**Reading passage**
## BEGIN

Lesson 8.4 — Application sandboxing: how app store controls work and what to check for Option B

This lesson explains how application sandboxing works as the underlying mechanism behind Option B (application allow-listing and app store controls) in the Cyber Essentials Malware Protection control.

What You'll Be Able to Do

By the end of this lesson, you will be able to:

  • explain what application sandboxing is and how it relates to Option B under Cyber Essentials 2026
  • review trusted app sources and app store controls
  • check app permission controls
  • identify sideloading
  • rooting and jailbreaking risks
  • review MDM/MAM controls

Why This Matters

The 2026 Cyber Essentials scheme recognises two malware protection options: anti-malware software (Option A, for Windows and macOS) and application allow-listing including app store controls (Option B, for all device types). Sandboxing is not a separate third option — it is the technical foundation that makes Option B effective on mobile and tablet platforms.

## END

**Entries provided**
## BEGIN

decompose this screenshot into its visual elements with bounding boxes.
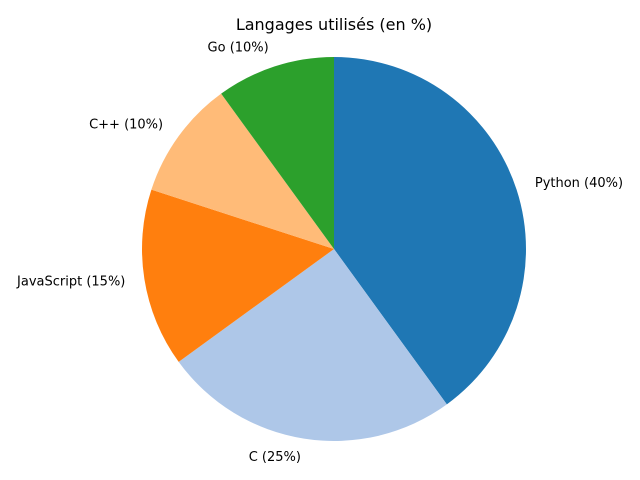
pie-label-go: Go (10%): [208, 41, 269, 56]
pie-slice-javascript: [142, 189, 334, 362]
pie-slice-c-: [151, 93, 334, 249]
pie-slice-python: [334, 57, 526, 405]
pie-labels: Python (40%) C (25%) JavaScript (15%) C++ (…: [16, 41, 623, 465]
pie-label-javascript: JavaScript (15%): [16, 275, 125, 290]
pie-label-python: Python (40%): [535, 176, 623, 191]
pie-slice-go: [221, 57, 334, 249]
pie-label-c: C (25%): [249, 450, 301, 465]
pie-label-c-: C++ (10%): [89, 117, 163, 132]
pie-slices: [142, 57, 526, 441]
chart-title: Langages utilisés (en %): [236, 15, 432, 34]
pie-slice-c: [178, 249, 447, 441]
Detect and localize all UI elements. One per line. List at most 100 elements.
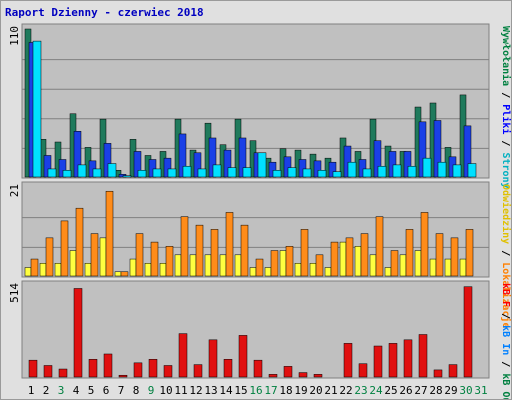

## END

**Stated task**
Repeat the sandboxing lesson from "By the end of" up to and including "and tablet platforms.", substituting "app marketplace controls" for "app store controls". The rows above are separate material from the sandboxing lesson.

**Solution to this problem**
By the end of this lesson, you will be able to:

  • explain what application sandboxing is and how it relates to Option B under Cyber Essentials 2026
  • review trusted app sources and app marketplace controls
  • check app permission controls
  • identify sideloading
  • rooting and jailbreaking risks
  • review MDM/MAM controls

Why This Matters

The 2026 Cyber Essentials scheme recognises two malware protection options: anti-malware software (Option A, for Windows and macOS) and application allow-listing including app marketplace controls (Option B, for all device types). Sandboxing is not a separate third option — it is the technical foundation that makes Option B effective on mobile and tablet platforms.